** Start of The records **
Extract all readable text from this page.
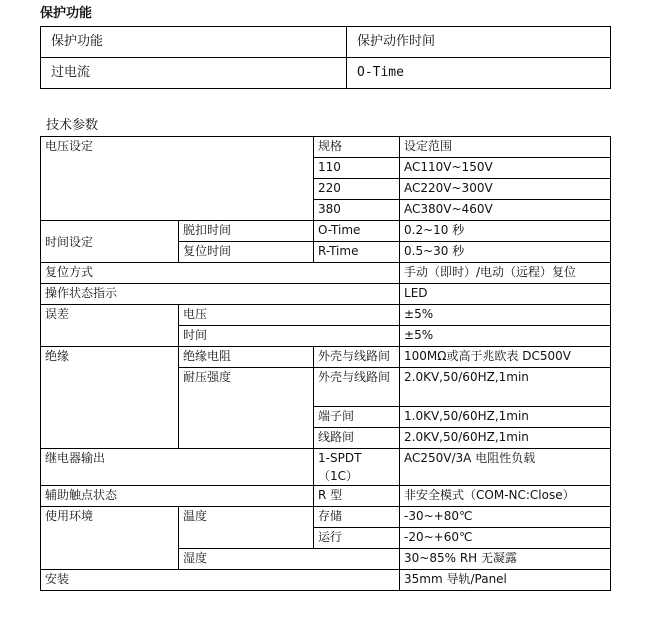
保护功能
保护功能	保护动作时间
过电流	O-Time
技术参数
电压设定		规格	设定范围
		110	AC110V~150V
		220	AC220V~300V
		380	AC380V~460V
时间设定	脱扣时间	O-Time	0.2~10 秒
	复位时间	R-Time	0.5~30 秒
复位方式			手动（即时）/电动（远程）复位
操作状态指示			LED
误差	电压		±5%
	时间		±5%
绝缘	绝缘电阻	外壳与线路间	100MΩ或高于兆欧表 DC500V

	耐压强度	外壳与线路间	2.0KV,50/60HZ,1min
		端子间	1.0KV,50/60HZ,1min
		线路间	2.0KV,50/60HZ,1min
继电器输出		1-SPDT（1C）	AC250V/3A 电阻性负载
辅助触点状态		R 型	非安全模式（COM-NC:Close）
使用环境	温度	存储	-30~+80℃
		运行	-20~+60℃
	湿度		30~85% RH 无凝露
安装			35mm 导轨/Panel
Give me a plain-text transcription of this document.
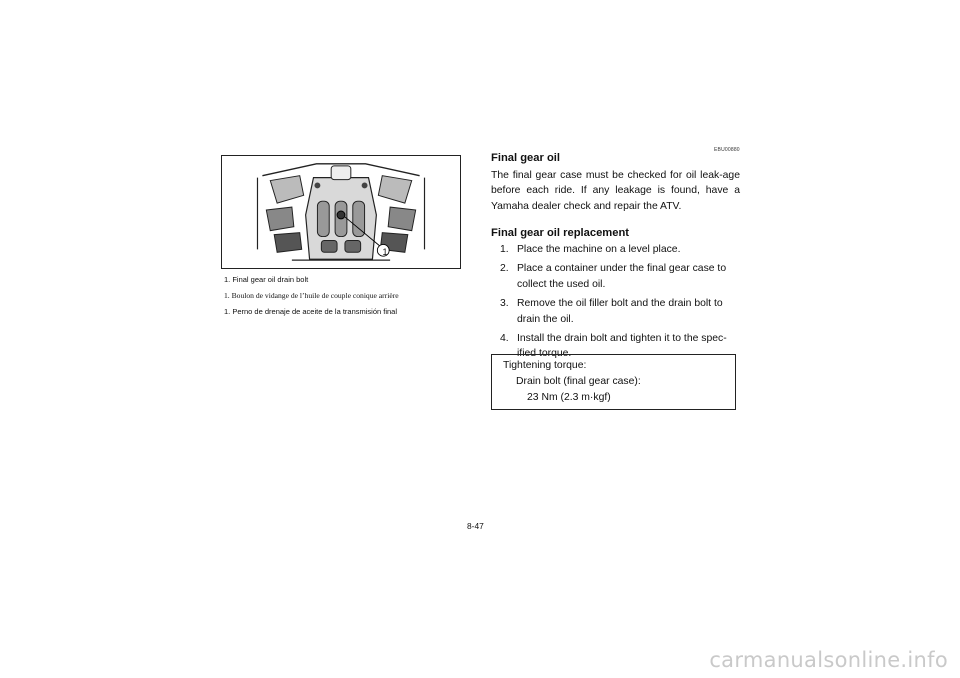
1
1. Final gear oil drain bolt
1. Boulon de vidange de l’huile de couple conique arrière
1. Perno de drenaje de aceite de la transmisión final
EBU00880
Final gear oil
The final gear case must be checked for oil leak-age before each ride. If any leakage is found, have a Yamaha dealer check and repair the ATV.
Final gear oil replacement
1. Place the machine on a level place.
2. Place a container under the final gear case to collect the used oil.
3. Remove the oil filler bolt and the drain bolt to drain the oil.
4. Install the drain bolt and tighten it to the spec-ified torque.
Tightening torque:
Drain bolt (final gear case):
23 Nm (2.3 m·kgf)
8-47
carmanualsonline.info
** End of The records **
Written instruction: Reproduce the full listing faithfully, but do not carry over any pictures.

Output below:
Extract all readable text from this page.
保护功能
保护功能	保护动作时间
过电流	O-Time
技术参数
电压设定		规格	设定范围
		110	AC110V~150V
		220	AC220V~300V
		380	AC380V~460V
时间设定	脱扣时间	O-Time	0.2~10 秒
	复位时间	R-Time	0.5~30 秒
复位方式			手动（即时）/电动（远程）复位
操作状态指示			LED
误差	电压		±5%
	时间		±5%
绝缘	绝缘电阻	外壳与线路间	100MΩ或高于兆欧表 DC500V

	耐压强度	外壳与线路间	2.0KV,50/60HZ,1min
		端子间	1.0KV,50/60HZ,1min
		线路间	2.0KV,50/60HZ,1min
继电器输出		1-SPDT（1C）	AC250V/3A 电阻性负载
辅助触点状态		R 型	非安全模式（COM-NC:Close）
使用环境	温度	存储	-30~+80℃
		运行	-20~+60℃
	湿度		30~85% RH 无凝露
安装			35mm 导轨/Panel
Give me a plain-text transcription of this document.
1
1. Final gear oil drain bolt
1. Boulon de vidange de l’huile de couple conique arrière
1. Perno de drenaje de aceite de la transmisión final
EBU00880
Final gear oil
The final gear case must be checked for oil leak-age before each ride. If any leakage is found, have a Yamaha dealer check and repair the ATV.
Final gear oil replacement
1. Place the machine on a level place.
2. Place a container under the final gear case to collect the used oil.
3. Remove the oil filler bolt and the drain bolt to drain the oil.
4. Install the drain bolt and tighten it to the spec-ified torque.
Tightening torque:
Drain bolt (final gear case):
23 Nm (2.3 m·kgf)
8-47
carmanualsonline.info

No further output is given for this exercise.